→ **What the exercise asks**:
Write out the listing in full, matching it word for word.

→ **Material supplied**:
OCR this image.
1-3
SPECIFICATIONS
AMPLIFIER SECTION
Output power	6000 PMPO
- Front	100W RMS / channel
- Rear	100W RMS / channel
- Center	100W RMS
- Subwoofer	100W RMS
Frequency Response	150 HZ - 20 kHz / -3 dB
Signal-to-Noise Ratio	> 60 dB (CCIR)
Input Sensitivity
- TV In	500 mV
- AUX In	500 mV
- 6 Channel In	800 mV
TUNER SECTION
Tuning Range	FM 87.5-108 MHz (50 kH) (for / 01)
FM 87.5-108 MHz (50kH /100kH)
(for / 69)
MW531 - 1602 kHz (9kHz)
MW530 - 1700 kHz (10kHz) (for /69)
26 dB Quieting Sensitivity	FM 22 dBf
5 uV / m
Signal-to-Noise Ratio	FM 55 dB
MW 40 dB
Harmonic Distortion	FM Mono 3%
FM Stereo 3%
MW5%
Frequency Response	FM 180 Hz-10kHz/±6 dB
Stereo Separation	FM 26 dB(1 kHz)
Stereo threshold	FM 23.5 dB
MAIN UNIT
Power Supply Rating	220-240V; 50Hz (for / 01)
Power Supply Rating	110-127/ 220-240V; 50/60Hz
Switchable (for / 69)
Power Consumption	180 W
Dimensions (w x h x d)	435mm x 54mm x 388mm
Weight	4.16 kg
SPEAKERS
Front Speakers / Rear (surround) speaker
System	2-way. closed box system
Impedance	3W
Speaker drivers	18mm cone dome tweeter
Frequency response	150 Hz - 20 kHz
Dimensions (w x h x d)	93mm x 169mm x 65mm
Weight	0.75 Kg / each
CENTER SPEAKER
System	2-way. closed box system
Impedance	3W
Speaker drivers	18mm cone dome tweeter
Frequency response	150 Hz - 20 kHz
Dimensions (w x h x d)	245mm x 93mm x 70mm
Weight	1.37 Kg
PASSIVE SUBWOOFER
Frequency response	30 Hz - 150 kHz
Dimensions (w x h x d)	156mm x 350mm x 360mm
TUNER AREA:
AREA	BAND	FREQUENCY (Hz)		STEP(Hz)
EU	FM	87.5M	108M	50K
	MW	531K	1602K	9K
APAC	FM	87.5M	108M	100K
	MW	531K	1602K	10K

→ **The completed task**:
OCR this image.
1-3
SPECIFICATIONS
AMPLIFIER SECTION
Output power	6000 PMPO
- Front	100W RMS / channel
- Rear	100W RMS / channel
- Center	100W RMS
- Subwoofer	100W RMS
Frequency Response	150 HZ - 20 kHz / -3 dB
Signal-to-Noise Ratio	> 60 dB (CCIR)
Input Sensitivity
- TV In	500 mV
- AUX In	500 mV
- 6 Channel In	800 mV
TUNER SECTION
Tuning Range	FM 87.5-108 MHz (50 kH) (for / 01)
FM 87.5-108 MHz (50kH /100kH)
(for / 69)
MW531 - 1602 kHz (9kHz)
MW530 - 1700 kHz (10kHz) (for /69)
26 dB Quieting Sensitivity	FM 22 dBf
5 uV / m
Signal-to-Noise Ratio	FM 55 dB
MW 40 dB
Harmonic Distortion	FM Mono 3%
FM Stereo 3%
MW5%
Frequency Response	FM 180 Hz-10kHz/±6 dB
Stereo Separation	FM 26 dB(1 kHz)
Stereo threshold	FM 23.5 dB
MAIN UNIT
Power Supply Rating	220-240V; 50Hz (for / 01)
Power Supply Rating	110-127/ 220-240V; 50/60Hz
Switchable (for / 69)
Power Consumption	180 W
Dimensions (w x h x d)	435mm x 54mm x 388mm
Weight	4.16 kg
SPEAKERS
Front Speakers / Rear (surround) speaker
System	2-way. closed box system
Impedance	3W
Speaker drivers	18mm cone dome tweeter
Frequency response	150 Hz - 20 kHz
Dimensions (w x h x d)	93mm x 169mm x 65mm
Weight	0.75 Kg / each
CENTER SPEAKER
System	2-way. closed box system
Impedance	3W
Speaker drivers	18mm cone dome tweeter
Frequency response	150 Hz - 20 kHz
Dimensions (w x h x d)	245mm x 93mm x 70mm
Weight	1.37 Kg
PASSIVE SUBWOOFER
Frequency response	30 Hz - 150 kHz
Dimensions (w x h x d)	156mm x 350mm x 360mm
TUNER AREA:
AREA	BAND	FREQUENCY (Hz)		STEP(Hz)
EU	FM	87.5M	108M	50K
	MW	531K	1602K	9K
APAC	FM	87.5M	108M	100K
	MW	531K	1602K	10K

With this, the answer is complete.